§ **YOUR GOAL**: Extract the records in full, leaving every picture out.
------ INFORMATION SUPPLIED ------
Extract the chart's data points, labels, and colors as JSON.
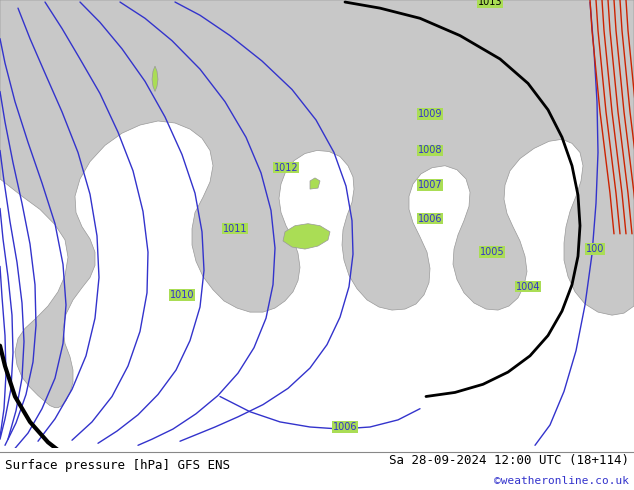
{
  "title_left": "Surface pressure [hPa] GFS ENS",
  "title_right": "Sa 28-09-2024 12:00 UTC (18+114)",
  "credit": "©weatheronline.co.uk",
  "bg_color": "#aadd55",
  "land_color": "#c8c8c8",
  "land_edge_color": "#999999",
  "sea_color": "#c8c8c8",
  "blue": "#3333cc",
  "black": "#000000",
  "red": "#cc2200",
  "lw_blue": 1.0,
  "lw_black": 1.8,
  "lw_red": 1.0,
  "label_fs": 7,
  "footer_fs": 9,
  "figsize": [
    6.34,
    4.9
  ],
  "dpi": 100
}
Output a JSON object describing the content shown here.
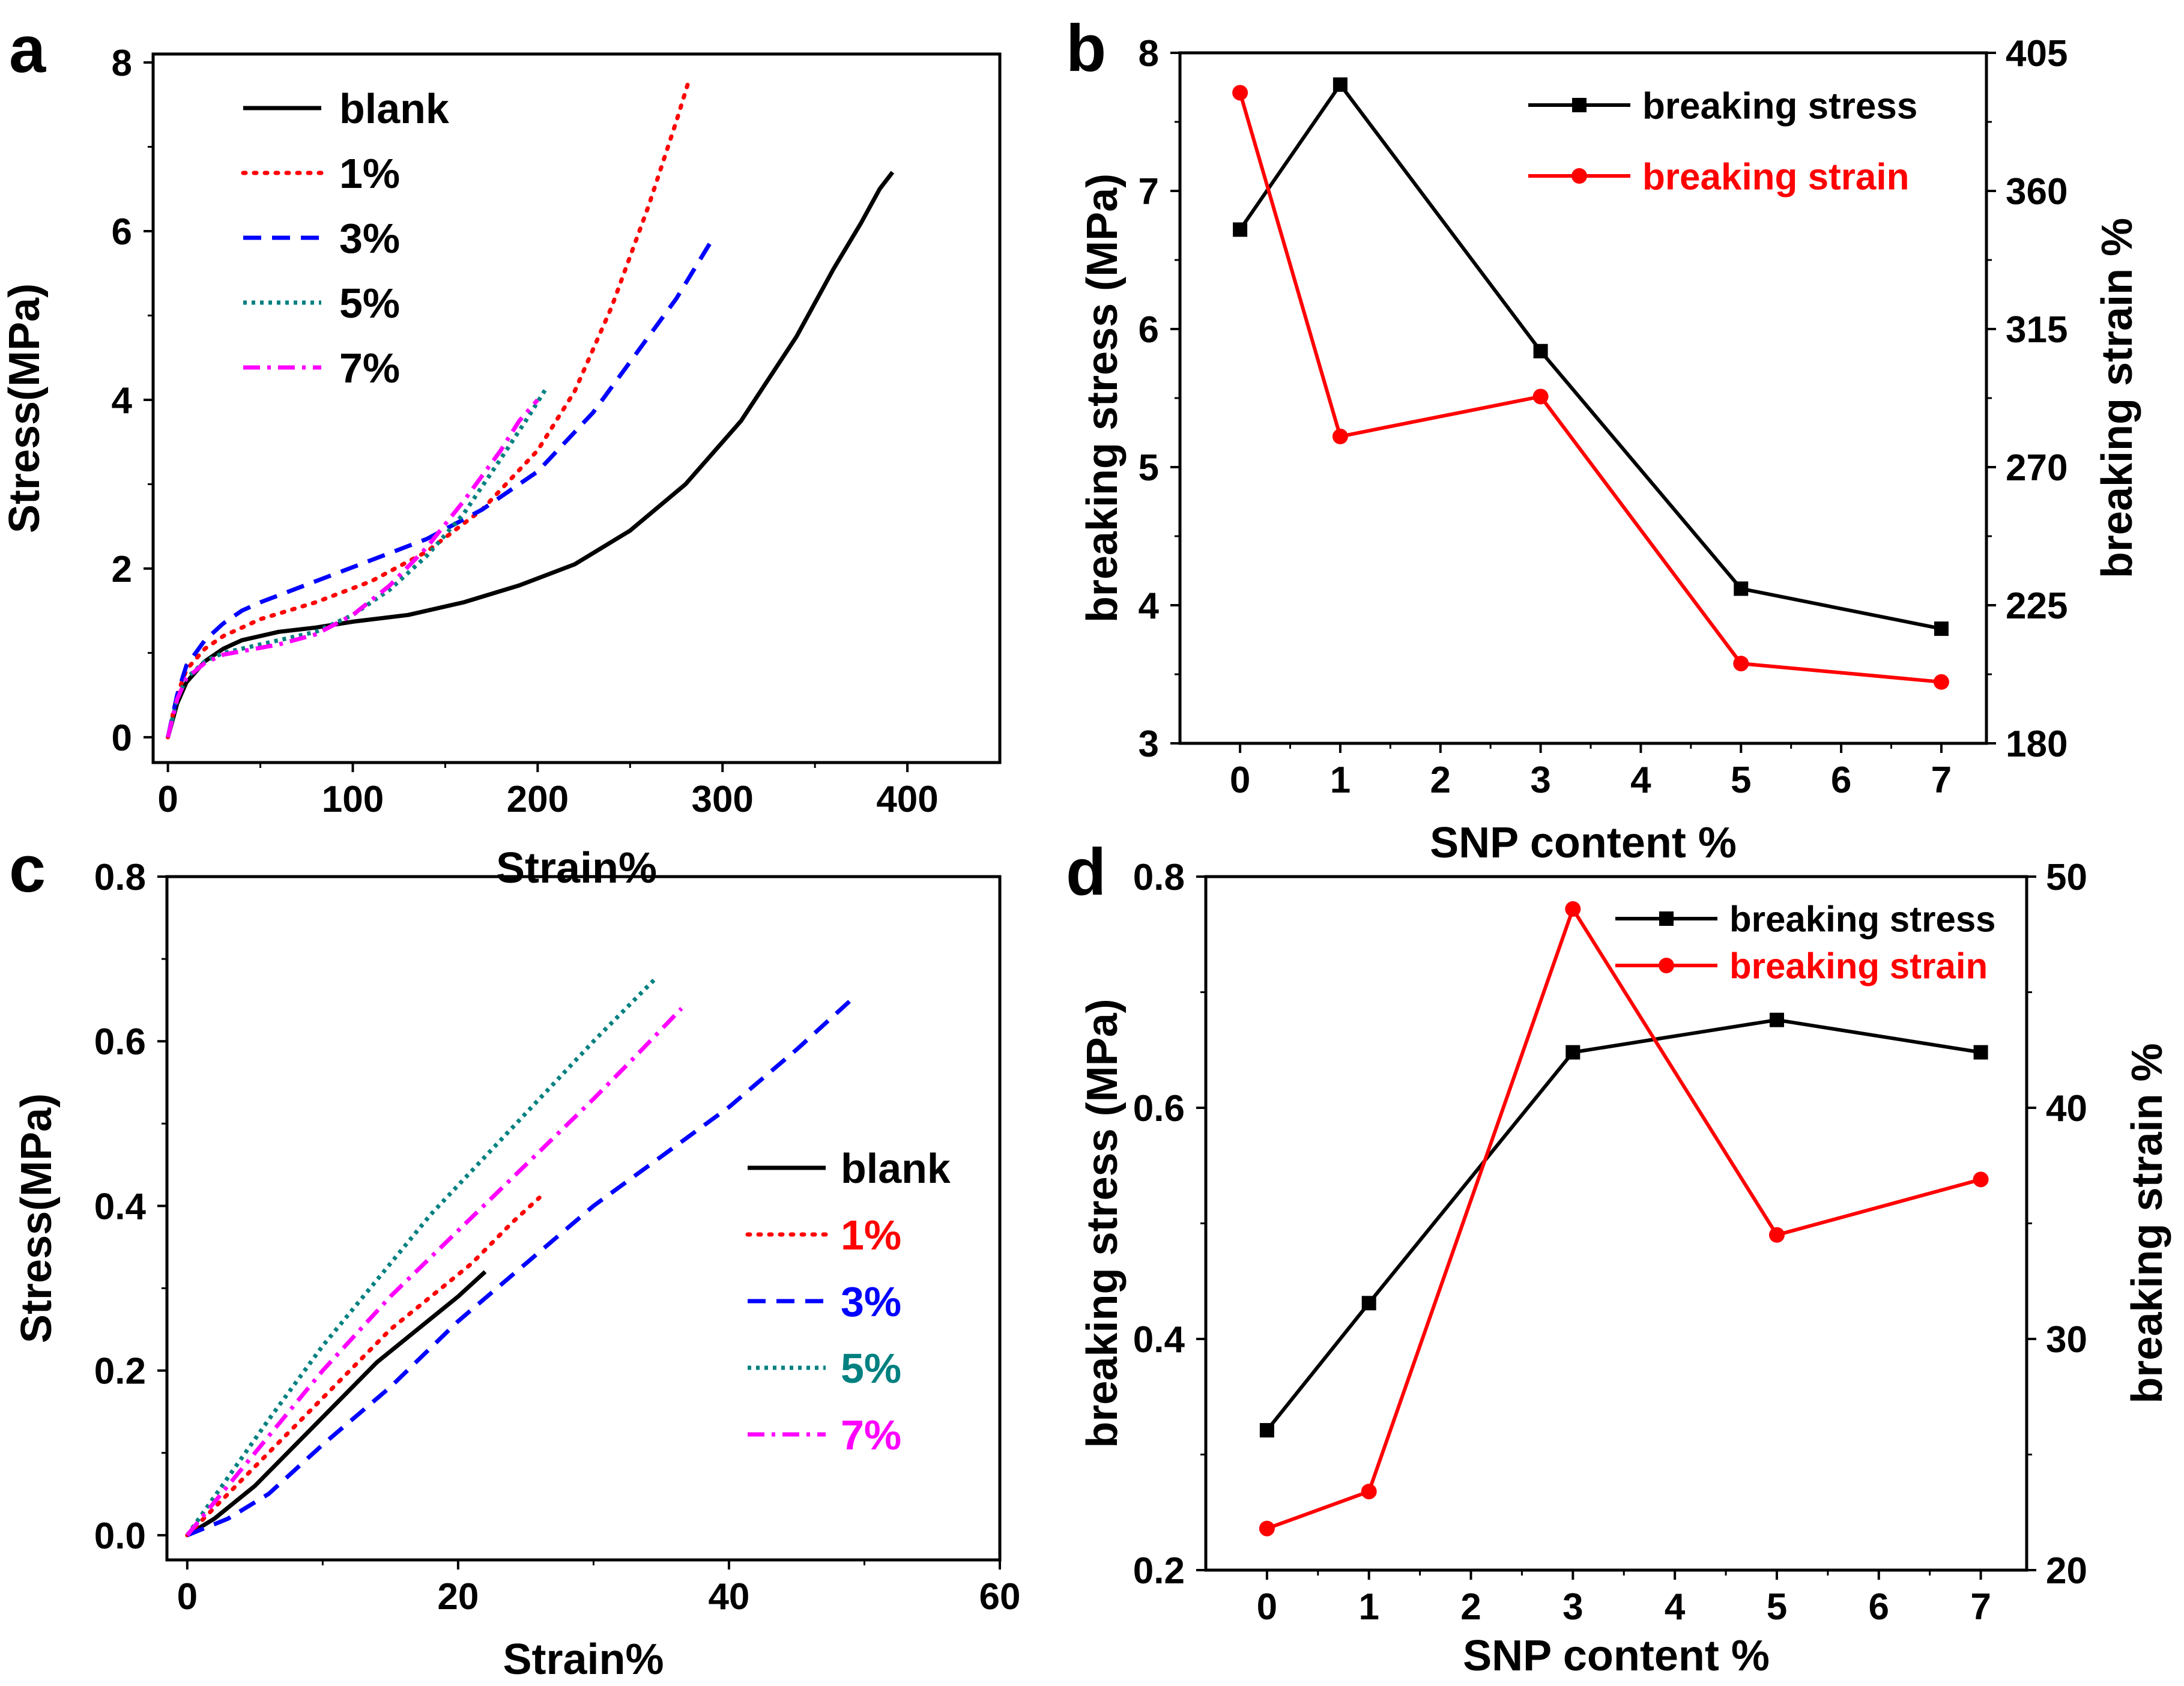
------
§ **THE OUTPUT**:
Extract the chart's data points, labels, and colors as JSON.
{
  "title_left": "Surface pressure [hPa] GFS ENS",
  "title_right": "Sa 28-09-2024 12:00 UTC (18+114)",
  "credit": "©weatheronline.co.uk",
  "bg_color": "#aadd55",
  "land_color": "#c8c8c8",
  "land_edge_color": "#999999",
  "sea_color": "#c8c8c8",
  "blue": "#3333cc",
  "black": "#000000",
  "red": "#cc2200",
  "lw_blue": 1.0,
  "lw_black": 1.8,
  "lw_red": 1.0,
  "label_fs": 7,
  "footer_fs": 9,
  "figsize": [
    6.34,
    4.9
  ],
  "dpi": 100
}
Output a JSON object describing the content shown here.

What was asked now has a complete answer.